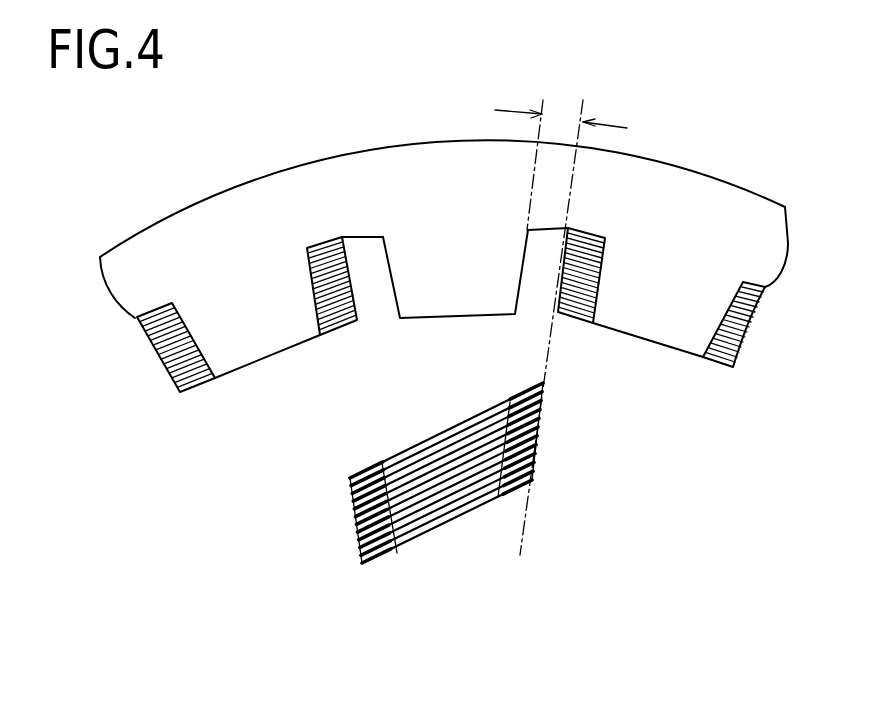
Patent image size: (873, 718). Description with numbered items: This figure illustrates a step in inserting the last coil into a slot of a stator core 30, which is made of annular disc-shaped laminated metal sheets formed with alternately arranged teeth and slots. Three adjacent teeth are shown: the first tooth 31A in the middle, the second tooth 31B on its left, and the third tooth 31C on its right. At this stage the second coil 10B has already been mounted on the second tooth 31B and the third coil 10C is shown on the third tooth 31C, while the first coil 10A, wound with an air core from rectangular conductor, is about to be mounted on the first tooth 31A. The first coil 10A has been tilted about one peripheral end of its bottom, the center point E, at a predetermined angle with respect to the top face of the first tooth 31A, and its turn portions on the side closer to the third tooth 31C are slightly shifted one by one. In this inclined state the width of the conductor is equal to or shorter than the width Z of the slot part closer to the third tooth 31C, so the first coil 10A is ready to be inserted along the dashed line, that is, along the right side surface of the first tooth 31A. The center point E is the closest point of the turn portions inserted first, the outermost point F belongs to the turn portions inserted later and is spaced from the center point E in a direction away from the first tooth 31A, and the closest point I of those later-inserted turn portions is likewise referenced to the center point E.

The stator core 30 is at (697, 183).
The first tooth 31A is at (488, 296).
The second tooth 31B is at (284, 336).
The third tooth 31C is at (691, 322).
The first coil 10A is at (347, 523).
The second coil 10B is at (167, 388).
The third coil 10C is at (577, 328).
The width of the slot part Z is at (561, 320).
The center point E is at (543, 381).
The outermost point F is at (350, 478).
The closest point I is at (383, 465).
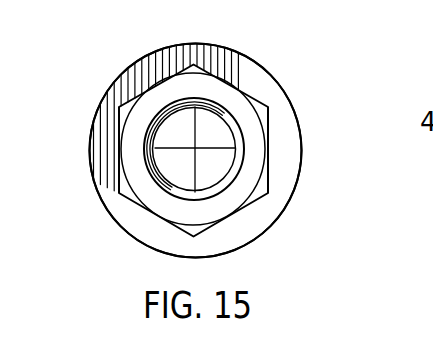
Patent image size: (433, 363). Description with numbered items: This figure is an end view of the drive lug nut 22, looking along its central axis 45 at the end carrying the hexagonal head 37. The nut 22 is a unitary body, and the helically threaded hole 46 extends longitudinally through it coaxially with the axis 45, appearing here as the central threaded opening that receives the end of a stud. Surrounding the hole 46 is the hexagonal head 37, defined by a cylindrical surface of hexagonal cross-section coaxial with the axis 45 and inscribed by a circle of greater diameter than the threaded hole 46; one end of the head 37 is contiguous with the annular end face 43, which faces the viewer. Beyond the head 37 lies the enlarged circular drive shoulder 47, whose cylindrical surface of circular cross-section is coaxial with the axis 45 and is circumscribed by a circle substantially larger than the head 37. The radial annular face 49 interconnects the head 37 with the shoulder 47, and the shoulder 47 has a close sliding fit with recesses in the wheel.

The drive lug nut 22 is at (244, 50).
The radial annular face 49 is at (261, 75).
The circular drive shoulder 47 is at (96, 121).
The hexagonal head 37 is at (268, 121).
The annular end face 43 is at (168, 203).
The helically threaded hole 46 is at (237, 167).
The central axis 45 is at (194, 148).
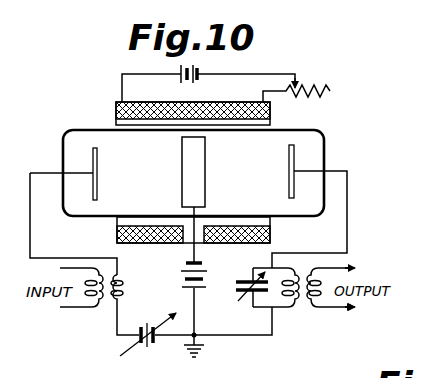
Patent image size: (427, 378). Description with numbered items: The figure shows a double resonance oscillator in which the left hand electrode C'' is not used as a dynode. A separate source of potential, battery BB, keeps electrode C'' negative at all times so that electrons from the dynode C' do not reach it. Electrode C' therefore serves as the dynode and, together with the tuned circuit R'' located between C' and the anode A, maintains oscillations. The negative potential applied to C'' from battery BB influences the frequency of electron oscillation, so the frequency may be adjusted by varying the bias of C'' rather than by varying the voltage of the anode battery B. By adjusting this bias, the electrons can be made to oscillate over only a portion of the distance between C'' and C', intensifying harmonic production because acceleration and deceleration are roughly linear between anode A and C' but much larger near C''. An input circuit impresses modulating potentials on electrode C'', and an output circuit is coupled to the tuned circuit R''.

The left hand electrode C'' is at (74, 174).
The anode A is at (206, 179).
The dynode C' is at (309, 206).
The anode battery B is at (207, 279).
The separate source of potential BB is at (157, 329).
The tuned circuit R'' is at (270, 303).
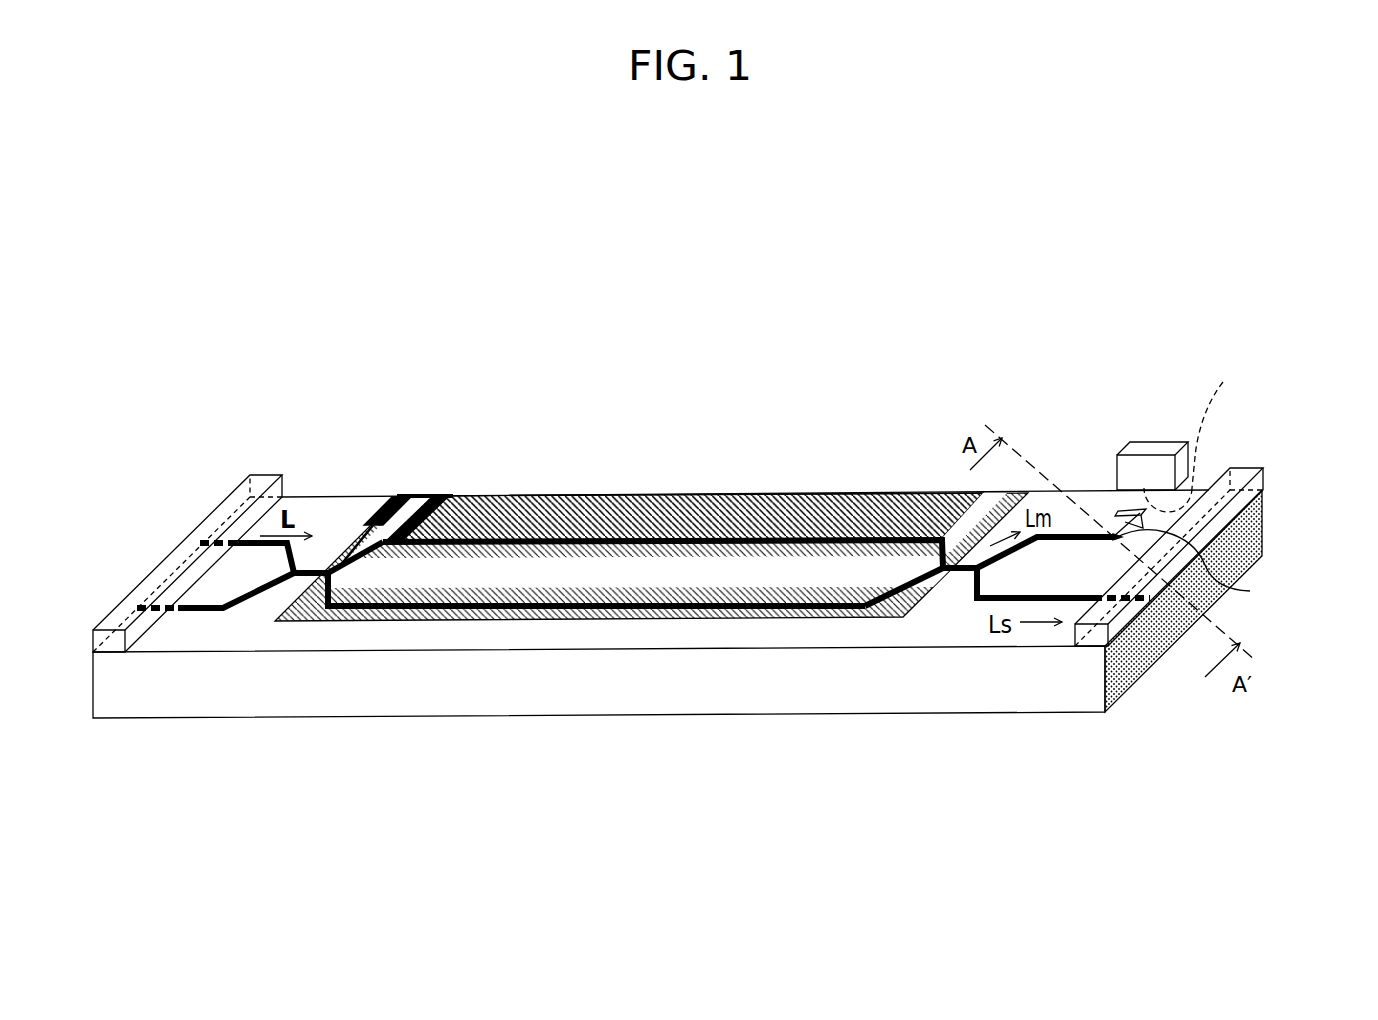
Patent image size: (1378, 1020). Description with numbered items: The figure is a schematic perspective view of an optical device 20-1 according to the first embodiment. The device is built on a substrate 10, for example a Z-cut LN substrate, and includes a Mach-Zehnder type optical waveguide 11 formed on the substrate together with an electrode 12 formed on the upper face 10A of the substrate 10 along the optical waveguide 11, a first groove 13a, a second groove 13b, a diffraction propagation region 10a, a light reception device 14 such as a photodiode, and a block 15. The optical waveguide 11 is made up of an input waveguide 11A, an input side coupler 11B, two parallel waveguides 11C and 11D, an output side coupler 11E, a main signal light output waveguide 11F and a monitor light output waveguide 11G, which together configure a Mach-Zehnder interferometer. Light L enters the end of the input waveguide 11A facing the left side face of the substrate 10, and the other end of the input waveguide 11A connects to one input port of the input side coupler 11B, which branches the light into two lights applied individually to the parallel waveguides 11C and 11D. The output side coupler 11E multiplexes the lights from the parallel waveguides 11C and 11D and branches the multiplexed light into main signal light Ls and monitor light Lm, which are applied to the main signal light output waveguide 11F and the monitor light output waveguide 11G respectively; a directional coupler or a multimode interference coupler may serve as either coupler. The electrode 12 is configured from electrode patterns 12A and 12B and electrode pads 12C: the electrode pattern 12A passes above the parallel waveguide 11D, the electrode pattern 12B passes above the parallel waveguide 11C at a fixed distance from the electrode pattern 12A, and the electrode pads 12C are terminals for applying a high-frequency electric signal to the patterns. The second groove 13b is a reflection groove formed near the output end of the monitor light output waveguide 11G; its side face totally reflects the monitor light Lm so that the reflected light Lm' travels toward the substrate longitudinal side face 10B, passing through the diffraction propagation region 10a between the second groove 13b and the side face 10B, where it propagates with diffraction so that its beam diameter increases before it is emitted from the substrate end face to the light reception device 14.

The substrate 10 is at (503, 717).
The upper face of the substrate 10A is at (473, 638).
The substrate longitudinal side face 10B is at (1267, 522).
The diffraction propagation region 10a is at (1230, 433).
The Mach-Zehnder type optical waveguide 11 is at (210, 618).
The input waveguide 11A is at (250, 539).
The input side coupler 11B is at (322, 573).
The parallel waveguide 11C is at (696, 535).
The parallel waveguide 11D is at (660, 618).
The output side coupler 11E is at (942, 588).
The main signal light output waveguide 11F is at (978, 603).
The monitor light output waveguide 11G is at (1068, 535).
The electrode 12 is at (508, 490).
The electrode pattern 12A is at (360, 494).
The electrode pattern 12B is at (602, 495).
The electrode pads 12C is at (443, 493).
The first groove 13a is at (1118, 513).
The second groove 13b is at (1250, 591).
The light reception device 14 is at (1157, 443).
The block 15 is at (253, 473).
The optical device 20-1 is at (653, 380).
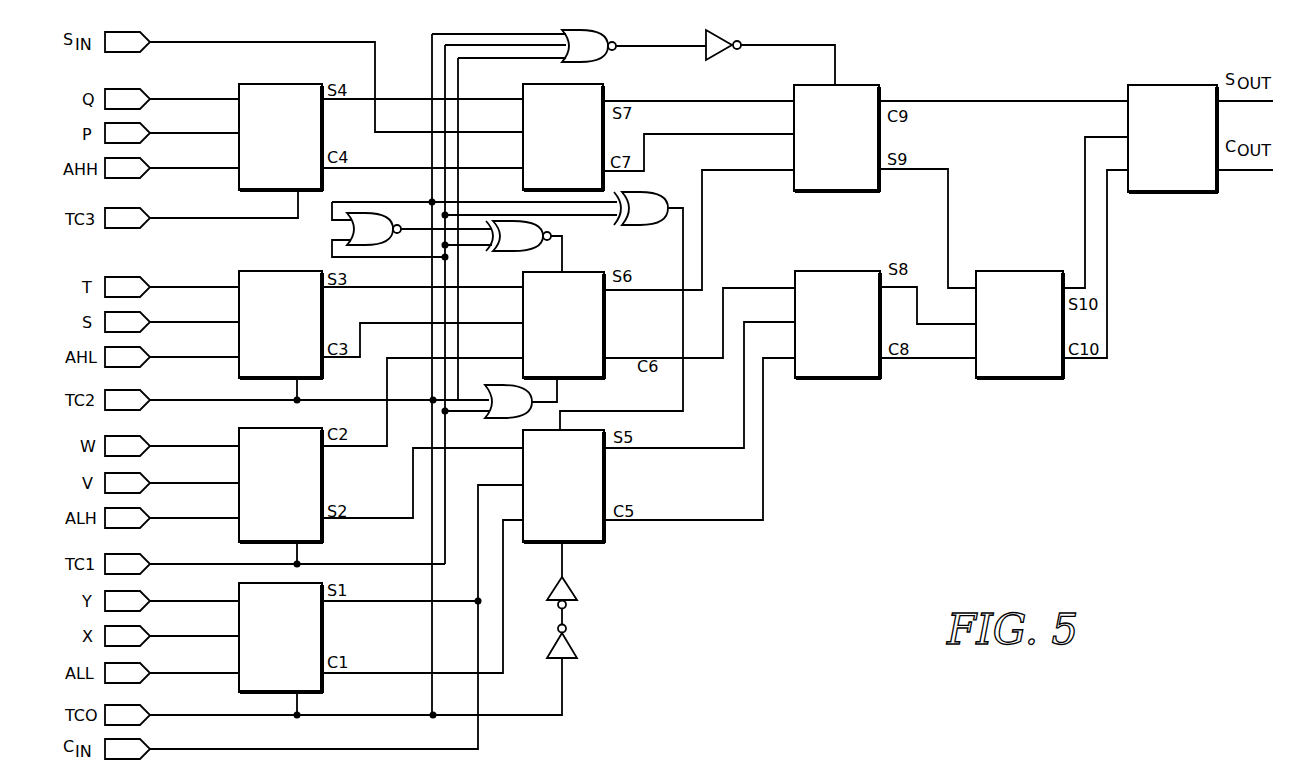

### Exercise task
Copy out each of the lines above word for word, omitting the pictures.

### Problem solution
Patent image size: (873, 718). Description with numbered items: This figure illustrates a step in inserting the last coil into a slot of a stator core 30, which is made of annular disc-shaped laminated metal sheets formed with alternately arranged teeth and slots. Three adjacent teeth are shown: the first tooth 31A in the middle, the second tooth 31B on its left, and the third tooth 31C on its right. At this stage the second coil 10B has already been mounted on the second tooth 31B and the third coil 10C is shown on the third tooth 31C, while the first coil 10A, wound with an air core from rectangular conductor, is about to be mounted on the first tooth 31A. The first coil 10A has been tilted about one peripheral end of its bottom, the center point E, at a predetermined angle with respect to the top face of the first tooth 31A, and its turn portions on the side closer to the third tooth 31C are slightly shifted one by one. In this inclined state the width of the conductor is equal to or shorter than the width Z of the slot part closer to the third tooth 31C, so the first coil 10A is ready to be inserted along the dashed line, that is, along the right side surface of the first tooth 31A. The center point E is the closest point of the turn portions inserted first, the outermost point F belongs to the turn portions inserted later and is spaced from the center point E in a direction away from the first tooth 31A, and the closest point I of those later-inserted turn portions is likewise referenced to the center point E.

The stator core 30 is at (697, 183).
The first tooth 31A is at (488, 296).
The second tooth 31B is at (284, 336).
The third tooth 31C is at (691, 322).
The first coil 10A is at (347, 523).
The second coil 10B is at (167, 388).
The third coil 10C is at (577, 328).
The width of the slot part Z is at (561, 320).
The center point E is at (543, 381).
The outermost point F is at (350, 478).
The closest point I is at (383, 465).
Patent image size: (433, 363). Description with numbered items: This figure is an end view of the drive lug nut 22, looking along its central axis 45 at the end carrying the hexagonal head 37. The nut 22 is a unitary body, and the helically threaded hole 46 extends longitudinally through it coaxially with the axis 45, appearing here as the central threaded opening that receives the end of a stud. Surrounding the hole 46 is the hexagonal head 37, defined by a cylindrical surface of hexagonal cross-section coaxial with the axis 45 and inscribed by a circle of greater diameter than the threaded hole 46; one end of the head 37 is contiguous with the annular end face 43, which faces the viewer. Beyond the head 37 lies the enlarged circular drive shoulder 47, whose cylindrical surface of circular cross-section is coaxial with the axis 45 and is circumscribed by a circle substantially larger than the head 37. The radial annular face 49 interconnects the head 37 with the shoulder 47, and the shoulder 47 has a close sliding fit with recesses in the wheel.

The drive lug nut 22 is at (244, 50).
The radial annular face 49 is at (261, 75).
The circular drive shoulder 47 is at (96, 121).
The hexagonal head 37 is at (268, 121).
The annular end face 43 is at (168, 203).
The helically threaded hole 46 is at (237, 167).
The central axis 45 is at (194, 148).
Patent image size: (427, 378). Description with numbered items: The figure shows a double resonance oscillator in which the left hand electrode C'' is not used as a dynode. A separate source of potential, battery BB, keeps electrode C'' negative at all times so that electrons from the dynode C' do not reach it. Electrode C' therefore serves as the dynode and, together with the tuned circuit R'' located between C' and the anode A, maintains oscillations. The negative potential applied to C'' from battery BB influences the frequency of electron oscillation, so the frequency may be adjusted by varying the bias of C'' rather than by varying the voltage of the anode battery B. By adjusting this bias, the electrons can be made to oscillate over only a portion of the distance between C'' and C', intensifying harmonic production because acceleration and deceleration are roughly linear between anode A and C' but much larger near C''. An input circuit impresses modulating potentials on electrode C'', and an output circuit is coupled to the tuned circuit R''.

The left hand electrode C'' is at (74, 174).
The anode A is at (206, 179).
The dynode C' is at (309, 206).
The anode battery B is at (207, 279).
The separate source of potential BB is at (157, 329).
The tuned circuit R'' is at (270, 303).
Patent image size: (1378, 1020). Description with numbered items: The figure is a schematic perspective view of an optical device 20-1 according to the first embodiment. The device is built on a substrate 10, for example a Z-cut LN substrate, and includes a Mach-Zehnder type optical waveguide 11 formed on the substrate together with an electrode 12 formed on the upper face 10A of the substrate 10 along the optical waveguide 11, a first groove 13a, a second groove 13b, a diffraction propagation region 10a, a light reception device 14 such as a photodiode, and a block 15. The optical waveguide 11 is made up of an input waveguide 11A, an input side coupler 11B, two parallel waveguides 11C and 11D, an output side coupler 11E, a main signal light output waveguide 11F and a monitor light output waveguide 11G, which together configure a Mach-Zehnder interferometer. Light L enters the end of the input waveguide 11A facing the left side face of the substrate 10, and the other end of the input waveguide 11A connects to one input port of the input side coupler 11B, which branches the light into two lights applied individually to the parallel waveguides 11C and 11D. The output side coupler 11E multiplexes the lights from the parallel waveguides 11C and 11D and branches the multiplexed light into main signal light Ls and monitor light Lm, which are applied to the main signal light output waveguide 11F and the monitor light output waveguide 11G respectively; a directional coupler or a multimode interference coupler may serve as either coupler. The electrode 12 is configured from electrode patterns 12A and 12B and electrode pads 12C: the electrode pattern 12A passes above the parallel waveguide 11D, the electrode pattern 12B passes above the parallel waveguide 11C at a fixed distance from the electrode pattern 12A, and the electrode pads 12C are terminals for applying a high-frequency electric signal to the patterns. The second groove 13b is a reflection groove formed near the output end of the monitor light output waveguide 11G; its side face totally reflects the monitor light Lm so that the reflected light Lm' travels toward the substrate longitudinal side face 10B, passing through the diffraction propagation region 10a between the second groove 13b and the side face 10B, where it propagates with diffraction so that its beam diameter increases before it is emitted from the substrate end face to the light reception device 14.

The substrate 10 is at (503, 717).
The upper face of the substrate 10A is at (473, 638).
The substrate longitudinal side face 10B is at (1267, 522).
The diffraction propagation region 10a is at (1230, 433).
The Mach-Zehnder type optical waveguide 11 is at (210, 618).
The input waveguide 11A is at (250, 539).
The input side coupler 11B is at (322, 573).
The parallel waveguide 11C is at (696, 535).
The parallel waveguide 11D is at (660, 618).
The output side coupler 11E is at (942, 588).
The main signal light output waveguide 11F is at (978, 603).
The monitor light output waveguide 11G is at (1068, 535).
The electrode 12 is at (508, 490).
The electrode pattern 12A is at (360, 494).
The electrode pattern 12B is at (602, 495).
The electrode pads 12C is at (443, 493).
The first groove 13a is at (1118, 513).
The second groove 13b is at (1250, 591).
The light reception device 14 is at (1157, 443).
The block 15 is at (253, 473).
The optical device 20-1 is at (653, 380).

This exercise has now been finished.